Data extracted from a collection
────────

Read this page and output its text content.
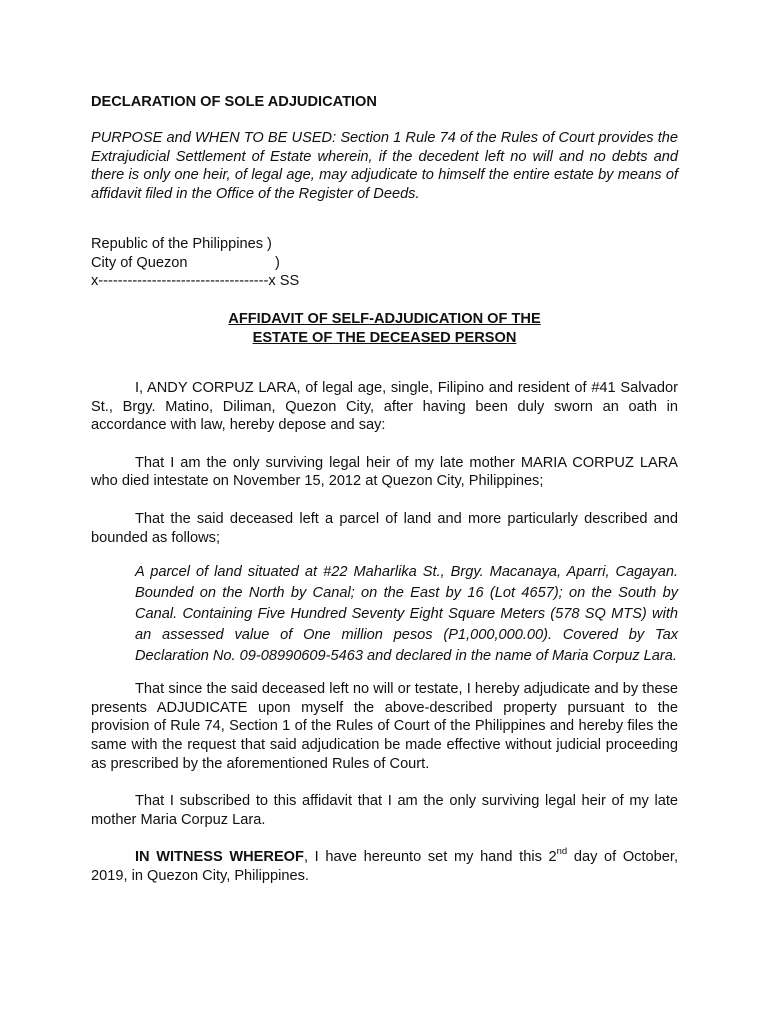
DECLARATION OF SOLE ADJUDICATION

PURPOSE and WHEN TO BE USED: Section 1 Rule 74 of the Rules of Court provides the Extrajudicial Settlement of Estate wherein, if the decedent left no will and no debts and there is only one heir, of legal age, may adjudicate to himself the entire estate by means of affidavit filed in the Office of the Register of Deeds.

Republic of the Philippines )
City of Quezon	)
x-----------------------------------x SS
AFFIDAVIT OF SELF-ADJUDICATION OF THE
ESTATE OF THE DECEASED PERSON

I, ANDY CORPUZ LARA, of legal age, single, Filipino and resident of #41 Salvador St., Brgy. Matino, Diliman, Quezon City, after having been duly sworn an oath in accordance with law, hereby depose and say:

That I am the only surviving legal heir of my late mother MARIA CORPUZ LARA who died intestate on November 15, 2012 at Quezon City, Philippines;

That the said deceased left a parcel of land and more particularly described and bounded as follows;

A parcel of land situated at #22 Maharlika St., Brgy. Macanaya, Aparri, Cagayan. Bounded on the North by Canal; on the East by 16 (Lot 4657); on the South by Canal. Containing Five Hundred Seventy Eight Square Meters (578 SQ MTS) with an assessed value of One million pesos (P1,000,000.00). Covered by Tax Declaration No. 09-08990609-5463 and declared in the name of Maria Corpuz Lara.

That since the said deceased left no will or testate, I hereby adjudicate and by these presents ADJUDICATE upon myself the above-described property pursuant to the provision of Rule 74, Section 1 of the Rules of Court of the Philippines and hereby files the same with the request that said adjudication be made effective without judicial proceeding as prescribed by the aforementioned Rules of Court.

That I subscribed to this affidavit that I am the only surviving legal heir of my late mother Maria Corpuz Lara.

IN WITNESS WHEREOF, I have hereunto set my hand this 2nd day of October, 2019, in Quezon City, Philippines.
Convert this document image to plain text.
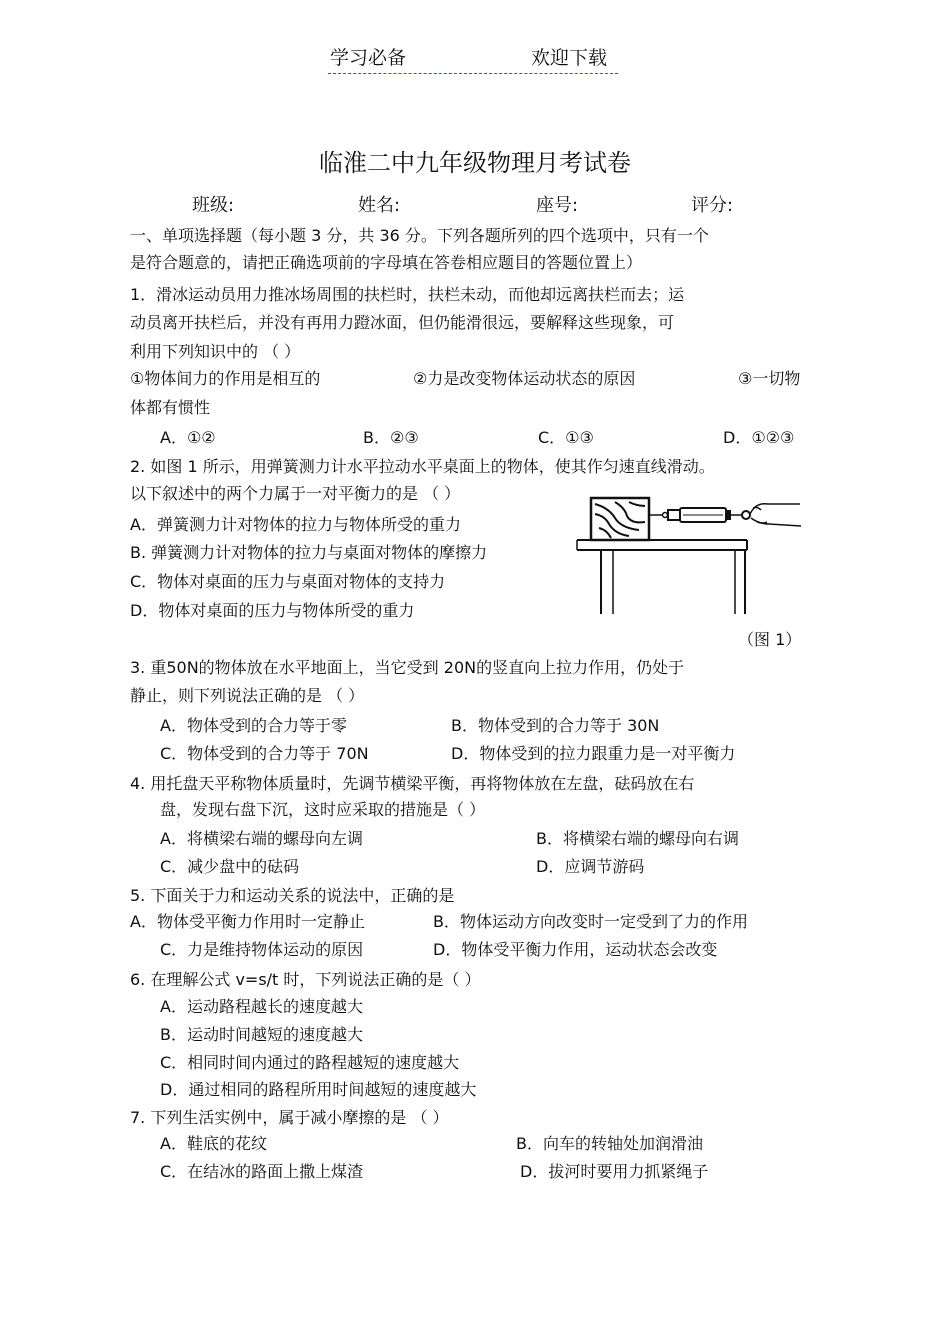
学习必备	欢迎下载
临淮二中九年级物理月考试卷
班级:	姓名:	座号:	评分:
一、单项选择题（每小题 3 分，共 36 分。下列各题所列的四个选项中，只有一个
是符合题意的，请把正确选项前的字母填在答卷相应题目的答题位置上）
1．滑冰运动员用力推冰场周围的扶栏时，扶栏未动，而他却远离扶栏而去；运
动员离开扶栏后，并没有再用力蹬冰面，但仍能滑很远，要解释这些现象，可
利用下列知识中的 （ ）
①物体间力的作用是相互的	②力是改变物体运动状态的原因	③一切物
体都有惯性
A．①②	B．②③	C．①③	D．①②③
2. 如图 1 所示，用弹簧测力计水平拉动水平桌面上的物体，使其作匀速直线滑动。
以下叙述中的两个力属于一对平衡力的是 （ ）
A．弹簧测力计对物体的拉力与物体所受的重力
B. 弹簧测力计对物体的拉力与桌面对物体的摩擦力
C．物体对桌面的压力与桌面对物体的支持力
D．物体对桌面的压力与物体所受的重力
（图 1）
3. 重50N的物体放在水平地面上，当它受到 20N的竖直向上拉力作用，仍处于
静止，则下列说法正确的是 （ ）
A．物体受到的合力等于零	B．物体受到的合力等于 30N
C．物体受到的合力等于 70N	D．物体受到的拉力跟重力是一对平衡力
4. 用托盘天平称物体质量时，先调节横梁平衡，再将物体放在左盘，砝码放在右
盘，发现右盘下沉，这时应采取的措施是（ ）
A．将横梁右端的螺母向左调	B．将横梁右端的螺母向右调
C．减少盘中的砝码	D．应调节游码
5. 下面关于力和运动关系的说法中，正确的是
A．物体受平衡力作用时一定静止	B．物体运动方向改变时一定受到了力的作用
C．力是维持物体运动的原因	D．物体受平衡力作用，运动状态会改变
6. 在理解公式 v=s/t 时，下列说法正确的是（ ）
A．运动路程越长的速度越大
B．运动时间越短的速度越大
C．相同时间内通过的路程越短的速度越大
D．通过相同的路程所用时间越短的速度越大
7. 下列生活实例中，属于减小摩擦的是 （ ）
A．鞋底的花纹	B．向车的转轴处加润滑油
C．在结冰的路面上撒上煤渣	D．拔河时要用力抓紧绳子
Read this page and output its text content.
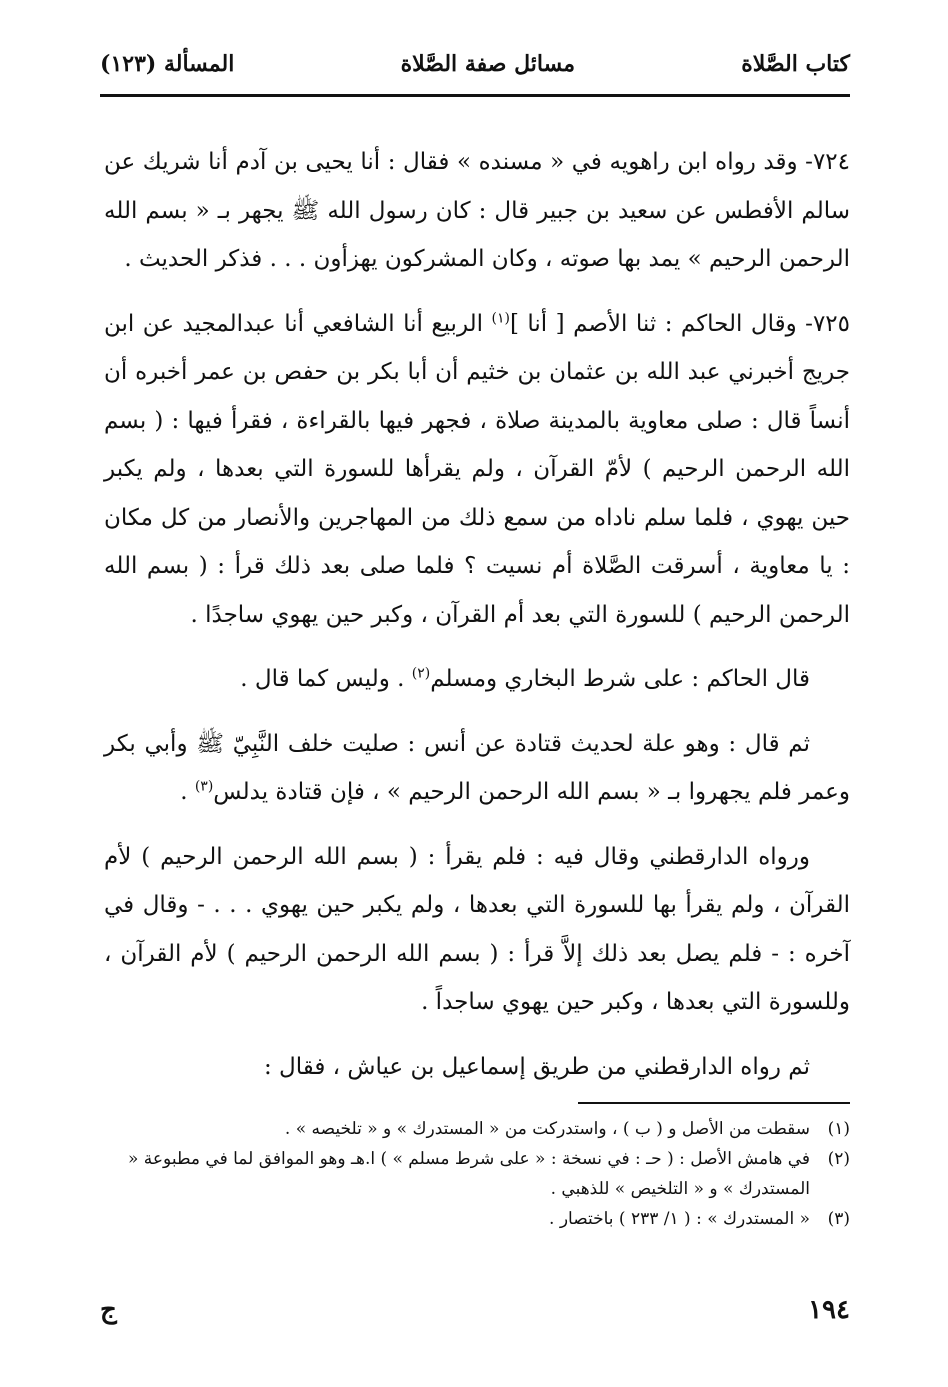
كتاب الصَّلاة
مسائل صفة الصَّلاة
المسألة (١٢٣)

٧٢٤- وقد رواه ابن راهويه في « مسنده » فقال : أنا يحيى بن آدم أنا شريك عن سالم الأفطس عن سعيد بن جبير قال : كان رسول الله ﷺ يجهر بـ « بسم الله الرحمن الرحيم » يمد بها صوته ، وكان المشركون يهزأون . . . فذكر الحديث .

٧٢٥- وقال الحاكم : ثنا الأصم [ أنا ]$^{(١)}$ الربيع أنا الشافعي أنا عبدالمجيد عن ابن جريج أخبرني عبد الله بن عثمان بن خثيم أن أبا بكر بن حفص بن عمر أخبره أن أنساً قال : صلى معاوية بالمدينة صلاة ، فجهر فيها بالقراءة ، فقرأ فيها : ( بسم الله الرحمن الرحيم ) لأمّ القرآن ، ولم يقرأها للسورة التي بعدها ، ولم يكبر حين يهوي ، فلما سلم ناداه من سمع ذلك من المهاجرين والأنصار من كل مكان : يا معاوية ، أسرقت الصَّلاة أم نسيت ؟ فلما صلى بعد ذلك قرأ : ( بسم الله الرحمن الرحيم ) للسورة التي بعد أم القرآن ، وكبر حين يهوي ساجدًا .

قال الحاكم : على شرط البخاري ومسلم$^{(٢)}$ . وليس كما قال .

ثم قال : وهو علة لحديث قتادة عن أنس : صليت خلف النَّبِيّ ﷺ وأبي بكر وعمر فلم يجهروا بـ « بسم الله الرحمن الرحيم » ، فإن قتادة يدلس$^{(٣)}$ .

ورواه الدارقطني وقال فيه : فلم يقرأ : ( بسم الله الرحمن الرحيم ) لأم القرآن ، ولم يقرأ بها للسورة التي بعدها ، ولم يكبر حين يهوي . . . - وقال في آخره : - فلم يصل بعد ذلك إلاَّ قرأ : ( بسم الله الرحمن الرحيم ) لأم القرآن ، وللسورة التي بعدها ، وكبر حين يهوي ساجداً .

ثم رواه الدارقطني من طريق إسماعيل بن عياش ، فقال :

(١)
سقطت من الأصل و ( ب ) ، واستدركت من « المستدرك » و « تلخيصه » .
(٢)
في هامش الأصل : ( حـ : في نسخة : « على شرط مسلم » ) ا.هـ وهو الموافق لما في مطبوعة « المستدرك » و « التلخيص » للذهبي .
(٣)
« المستدرك » : ( ١/ ٢٣٣ ) باختصار .
١٩٤
ج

────────

→ **TO DO**: Give the entries again without a single change, but with no pictures.

→ **ANSWER IN FULL**:
Read this page and output its text content.
DECLARATION OF SOLE ADJUDICATION

PURPOSE and WHEN TO BE USED: Section 1 Rule 74 of the Rules of Court provides the Extrajudicial Settlement of Estate wherein, if the decedent left no will and no debts and there is only one heir, of legal age, may adjudicate to himself the entire estate by means of affidavit filed in the Office of the Register of Deeds.

Republic of the Philippines )
City of Quezon	)
x-----------------------------------x SS
AFFIDAVIT OF SELF-ADJUDICATION OF THE
ESTATE OF THE DECEASED PERSON

I, ANDY CORPUZ LARA, of legal age, single, Filipino and resident of #41 Salvador St., Brgy. Matino, Diliman, Quezon City, after having been duly sworn an oath in accordance with law, hereby depose and say:

That I am the only surviving legal heir of my late mother MARIA CORPUZ LARA who died intestate on November 15, 2012 at Quezon City, Philippines;

That the said deceased left a parcel of land and more particularly described and bounded as follows;

A parcel of land situated at #22 Maharlika St., Brgy. Macanaya, Aparri, Cagayan. Bounded on the North by Canal; on the East by 16 (Lot 4657); on the South by Canal. Containing Five Hundred Seventy Eight Square Meters (578 SQ MTS) with an assessed value of One million pesos (P1,000,000.00). Covered by Tax Declaration No. 09-08990609-5463 and declared in the name of Maria Corpuz Lara.

That since the said deceased left no will or testate, I hereby adjudicate and by these presents ADJUDICATE upon myself the above-described property pursuant to the provision of Rule 74, Section 1 of the Rules of Court of the Philippines and hereby files the same with the request that said adjudication be made effective without judicial proceeding as prescribed by the aforementioned Rules of Court.

That I subscribed to this affidavit that I am the only surviving legal heir of my late mother Maria Corpuz Lara.

IN WITNESS WHEREOF, I have hereunto set my hand this 2nd day of October, 2019, in Quezon City, Philippines.
Convert this document image to plain text.
学习必备	欢迎下载
临淮二中九年级物理月考试卷
班级:	姓名:	座号:	评分:
一、单项选择题（每小题 3 分，共 36 分。下列各题所列的四个选项中，只有一个
是符合题意的，请把正确选项前的字母填在答卷相应题目的答题位置上）
1．滑冰运动员用力推冰场周围的扶栏时，扶栏未动，而他却远离扶栏而去；运
动员离开扶栏后，并没有再用力蹬冰面，但仍能滑很远，要解释这些现象，可
利用下列知识中的 （ ）
①物体间力的作用是相互的	②力是改变物体运动状态的原因	③一切物
体都有惯性
A．①②	B．②③	C．①③	D．①②③
2. 如图 1 所示，用弹簧测力计水平拉动水平桌面上的物体，使其作匀速直线滑动。
以下叙述中的两个力属于一对平衡力的是 （ ）
A．弹簧测力计对物体的拉力与物体所受的重力
B. 弹簧测力计对物体的拉力与桌面对物体的摩擦力
C．物体对桌面的压力与桌面对物体的支持力
D．物体对桌面的压力与物体所受的重力
（图 1）
3. 重50N的物体放在水平地面上，当它受到 20N的竖直向上拉力作用，仍处于
静止，则下列说法正确的是 （ ）
A．物体受到的合力等于零	B．物体受到的合力等于 30N
C．物体受到的合力等于 70N	D．物体受到的拉力跟重力是一对平衡力
4. 用托盘天平称物体质量时，先调节横梁平衡，再将物体放在左盘，砝码放在右
盘，发现右盘下沉，这时应采取的措施是（ ）
A．将横梁右端的螺母向左调	B．将横梁右端的螺母向右调
C．减少盘中的砝码	D．应调节游码
5. 下面关于力和运动关系的说法中，正确的是
A．物体受平衡力作用时一定静止	B．物体运动方向改变时一定受到了力的作用
C．力是维持物体运动的原因	D．物体受平衡力作用，运动状态会改变
6. 在理解公式 v=s/t 时，下列说法正确的是（ ）
A．运动路程越长的速度越大
B．运动时间越短的速度越大
C．相同时间内通过的路程越短的速度越大
D．通过相同的路程所用时间越短的速度越大
7. 下列生活实例中，属于减小摩擦的是 （ ）
A．鞋底的花纹	B．向车的转轴处加润滑油
C．在结冰的路面上撒上煤渣	D．拔河时要用力抓紧绳子
Read this page and output its text content.
كتاب الصَّلاة
مسائل صفة الصَّلاة
المسألة (١٢٣)

٧٢٤- وقد رواه ابن راهويه في « مسنده » فقال : أنا يحيى بن آدم أنا شريك عن سالم الأفطس عن سعيد بن جبير قال : كان رسول الله ﷺ يجهر بـ « بسم الله الرحمن الرحيم » يمد بها صوته ، وكان المشركون يهزأون . . . فذكر الحديث .

٧٢٥- وقال الحاكم : ثنا الأصم [ أنا ]$^{(١)}$ الربيع أنا الشافعي أنا عبدالمجيد عن ابن جريج أخبرني عبد الله بن عثمان بن خثيم أن أبا بكر بن حفص بن عمر أخبره أن أنساً قال : صلى معاوية بالمدينة صلاة ، فجهر فيها بالقراءة ، فقرأ فيها : ( بسم الله الرحمن الرحيم ) لأمّ القرآن ، ولم يقرأها للسورة التي بعدها ، ولم يكبر حين يهوي ، فلما سلم ناداه من سمع ذلك من المهاجرين والأنصار من كل مكان : يا معاوية ، أسرقت الصَّلاة أم نسيت ؟ فلما صلى بعد ذلك قرأ : ( بسم الله الرحمن الرحيم ) للسورة التي بعد أم القرآن ، وكبر حين يهوي ساجدًا .

قال الحاكم : على شرط البخاري ومسلم$^{(٢)}$ . وليس كما قال .

ثم قال : وهو علة لحديث قتادة عن أنس : صليت خلف النَّبِيّ ﷺ وأبي بكر وعمر فلم يجهروا بـ « بسم الله الرحمن الرحيم » ، فإن قتادة يدلس$^{(٣)}$ .

ورواه الدارقطني وقال فيه : فلم يقرأ : ( بسم الله الرحمن الرحيم ) لأم القرآن ، ولم يقرأ بها للسورة التي بعدها ، ولم يكبر حين يهوي . . . - وقال في آخره : - فلم يصل بعد ذلك إلاَّ قرأ : ( بسم الله الرحمن الرحيم ) لأم القرآن ، وللسورة التي بعدها ، وكبر حين يهوي ساجداً .

ثم رواه الدارقطني من طريق إسماعيل بن عياش ، فقال :

(١)
سقطت من الأصل و ( ب ) ، واستدركت من « المستدرك » و « تلخيصه » .
(٢)
في هامش الأصل : ( حـ : في نسخة : « على شرط مسلم » ) ا.هـ وهو الموافق لما في مطبوعة « المستدرك » و « التلخيص » للذهبي .
(٣)
« المستدرك » : ( ١/ ٢٣٣ ) باختصار .
١٩٤
ج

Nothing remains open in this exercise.